Request:
Tally the lines below that contain "member". The number is the whole answer.

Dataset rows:
%%
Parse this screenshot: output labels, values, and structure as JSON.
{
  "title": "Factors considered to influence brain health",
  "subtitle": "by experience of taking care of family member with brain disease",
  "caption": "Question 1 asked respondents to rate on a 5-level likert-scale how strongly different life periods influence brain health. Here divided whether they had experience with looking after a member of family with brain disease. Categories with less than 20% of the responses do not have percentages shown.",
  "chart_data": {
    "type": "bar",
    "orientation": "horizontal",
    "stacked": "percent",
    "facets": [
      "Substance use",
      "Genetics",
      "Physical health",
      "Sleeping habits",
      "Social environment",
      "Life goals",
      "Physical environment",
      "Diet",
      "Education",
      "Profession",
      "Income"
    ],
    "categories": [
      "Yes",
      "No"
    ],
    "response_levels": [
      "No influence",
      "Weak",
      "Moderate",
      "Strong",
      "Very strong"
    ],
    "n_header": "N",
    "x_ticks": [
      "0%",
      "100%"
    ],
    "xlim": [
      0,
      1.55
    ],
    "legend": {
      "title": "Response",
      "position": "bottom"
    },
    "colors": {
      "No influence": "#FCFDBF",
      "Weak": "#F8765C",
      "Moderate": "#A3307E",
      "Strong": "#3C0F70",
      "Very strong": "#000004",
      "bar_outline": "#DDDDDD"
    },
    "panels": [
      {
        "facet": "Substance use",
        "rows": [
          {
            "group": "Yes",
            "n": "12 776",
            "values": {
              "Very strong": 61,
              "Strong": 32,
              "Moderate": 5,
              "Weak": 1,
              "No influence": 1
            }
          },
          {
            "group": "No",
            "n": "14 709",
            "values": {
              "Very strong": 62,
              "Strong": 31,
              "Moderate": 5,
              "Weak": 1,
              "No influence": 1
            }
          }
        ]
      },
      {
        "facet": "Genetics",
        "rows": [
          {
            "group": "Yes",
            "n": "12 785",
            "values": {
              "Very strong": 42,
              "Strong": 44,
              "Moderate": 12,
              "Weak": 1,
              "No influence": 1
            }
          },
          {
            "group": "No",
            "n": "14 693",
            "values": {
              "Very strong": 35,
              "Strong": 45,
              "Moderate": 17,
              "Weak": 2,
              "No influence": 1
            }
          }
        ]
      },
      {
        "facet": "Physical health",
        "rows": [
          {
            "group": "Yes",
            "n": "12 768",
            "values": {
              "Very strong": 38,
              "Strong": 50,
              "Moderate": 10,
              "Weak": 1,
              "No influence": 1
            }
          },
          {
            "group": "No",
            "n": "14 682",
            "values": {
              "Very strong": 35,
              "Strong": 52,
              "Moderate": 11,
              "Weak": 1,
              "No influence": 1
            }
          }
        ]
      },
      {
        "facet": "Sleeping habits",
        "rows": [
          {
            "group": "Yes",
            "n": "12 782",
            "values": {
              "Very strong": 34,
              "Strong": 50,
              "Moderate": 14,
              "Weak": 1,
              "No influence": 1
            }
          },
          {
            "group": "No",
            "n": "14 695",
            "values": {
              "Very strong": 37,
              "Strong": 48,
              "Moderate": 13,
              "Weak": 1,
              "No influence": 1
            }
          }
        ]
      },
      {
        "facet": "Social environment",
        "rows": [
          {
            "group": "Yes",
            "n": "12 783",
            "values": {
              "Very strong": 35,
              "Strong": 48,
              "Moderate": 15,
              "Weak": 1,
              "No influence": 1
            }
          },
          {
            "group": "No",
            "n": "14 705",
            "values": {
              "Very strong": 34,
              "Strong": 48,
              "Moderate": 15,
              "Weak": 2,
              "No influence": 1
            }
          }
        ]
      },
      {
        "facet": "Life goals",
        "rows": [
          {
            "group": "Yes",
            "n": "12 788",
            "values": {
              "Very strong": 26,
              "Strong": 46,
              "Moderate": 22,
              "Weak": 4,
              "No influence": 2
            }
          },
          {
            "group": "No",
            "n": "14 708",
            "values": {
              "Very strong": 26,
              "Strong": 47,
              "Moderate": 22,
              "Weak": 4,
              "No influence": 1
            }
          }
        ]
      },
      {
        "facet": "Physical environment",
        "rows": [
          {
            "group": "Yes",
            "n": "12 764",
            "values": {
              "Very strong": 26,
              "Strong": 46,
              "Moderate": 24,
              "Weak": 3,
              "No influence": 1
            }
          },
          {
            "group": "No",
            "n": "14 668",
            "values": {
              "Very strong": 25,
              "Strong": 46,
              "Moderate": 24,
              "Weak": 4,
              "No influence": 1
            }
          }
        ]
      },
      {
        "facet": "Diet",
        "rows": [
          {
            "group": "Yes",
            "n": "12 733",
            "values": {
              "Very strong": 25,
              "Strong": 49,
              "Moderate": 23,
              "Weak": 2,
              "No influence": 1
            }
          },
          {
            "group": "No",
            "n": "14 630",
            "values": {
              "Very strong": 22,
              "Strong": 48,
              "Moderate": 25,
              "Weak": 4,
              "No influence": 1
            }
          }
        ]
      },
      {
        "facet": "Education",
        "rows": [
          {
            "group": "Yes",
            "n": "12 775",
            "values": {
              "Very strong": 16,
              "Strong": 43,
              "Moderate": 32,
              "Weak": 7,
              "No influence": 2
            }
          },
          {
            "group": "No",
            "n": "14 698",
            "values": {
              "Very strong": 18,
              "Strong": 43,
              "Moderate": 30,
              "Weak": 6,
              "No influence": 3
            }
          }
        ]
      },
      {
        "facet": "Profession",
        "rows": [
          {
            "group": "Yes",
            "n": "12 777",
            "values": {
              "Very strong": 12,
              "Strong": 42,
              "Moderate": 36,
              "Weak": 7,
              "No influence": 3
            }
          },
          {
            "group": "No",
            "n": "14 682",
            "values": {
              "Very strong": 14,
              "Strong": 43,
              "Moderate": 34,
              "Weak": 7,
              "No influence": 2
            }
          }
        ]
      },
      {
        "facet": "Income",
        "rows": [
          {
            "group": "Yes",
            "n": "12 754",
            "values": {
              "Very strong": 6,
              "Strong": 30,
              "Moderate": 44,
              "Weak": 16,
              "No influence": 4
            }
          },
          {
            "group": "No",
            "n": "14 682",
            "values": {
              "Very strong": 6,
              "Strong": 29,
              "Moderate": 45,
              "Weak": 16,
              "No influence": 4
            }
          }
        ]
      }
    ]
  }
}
%%
Task result:
2